Dataset entries on figures -
----------------------------------------

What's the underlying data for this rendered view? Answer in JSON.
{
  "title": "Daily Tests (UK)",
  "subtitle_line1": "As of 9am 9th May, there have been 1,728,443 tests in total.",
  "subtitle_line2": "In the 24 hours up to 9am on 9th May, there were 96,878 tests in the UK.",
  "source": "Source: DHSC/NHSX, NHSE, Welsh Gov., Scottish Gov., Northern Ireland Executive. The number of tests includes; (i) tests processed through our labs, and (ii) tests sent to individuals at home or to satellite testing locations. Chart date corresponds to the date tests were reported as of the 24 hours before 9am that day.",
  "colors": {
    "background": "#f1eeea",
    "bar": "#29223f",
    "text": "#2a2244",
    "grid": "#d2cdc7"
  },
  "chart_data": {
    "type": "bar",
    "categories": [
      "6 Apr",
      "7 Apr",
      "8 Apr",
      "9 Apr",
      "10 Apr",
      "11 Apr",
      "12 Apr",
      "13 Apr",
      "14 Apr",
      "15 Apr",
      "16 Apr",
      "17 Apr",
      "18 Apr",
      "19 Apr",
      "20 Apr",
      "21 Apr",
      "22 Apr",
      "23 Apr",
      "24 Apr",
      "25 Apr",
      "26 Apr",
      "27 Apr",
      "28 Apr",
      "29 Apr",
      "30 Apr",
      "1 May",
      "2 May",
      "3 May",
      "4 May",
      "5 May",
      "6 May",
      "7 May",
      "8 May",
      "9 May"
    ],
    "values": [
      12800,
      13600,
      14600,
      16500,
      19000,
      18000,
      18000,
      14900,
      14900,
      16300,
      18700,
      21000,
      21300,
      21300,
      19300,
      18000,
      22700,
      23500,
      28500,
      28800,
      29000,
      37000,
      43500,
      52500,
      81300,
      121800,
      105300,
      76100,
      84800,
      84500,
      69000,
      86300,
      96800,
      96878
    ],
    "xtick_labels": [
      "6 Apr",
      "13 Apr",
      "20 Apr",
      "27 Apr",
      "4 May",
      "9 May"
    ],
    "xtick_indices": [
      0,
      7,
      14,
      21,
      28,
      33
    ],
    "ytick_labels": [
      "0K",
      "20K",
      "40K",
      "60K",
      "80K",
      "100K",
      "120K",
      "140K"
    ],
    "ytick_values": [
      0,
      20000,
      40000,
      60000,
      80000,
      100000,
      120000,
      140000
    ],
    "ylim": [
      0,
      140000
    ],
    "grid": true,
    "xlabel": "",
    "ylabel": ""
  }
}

----------------------------------------

Tell how many lines above contain the word "were". Give the number alone.

2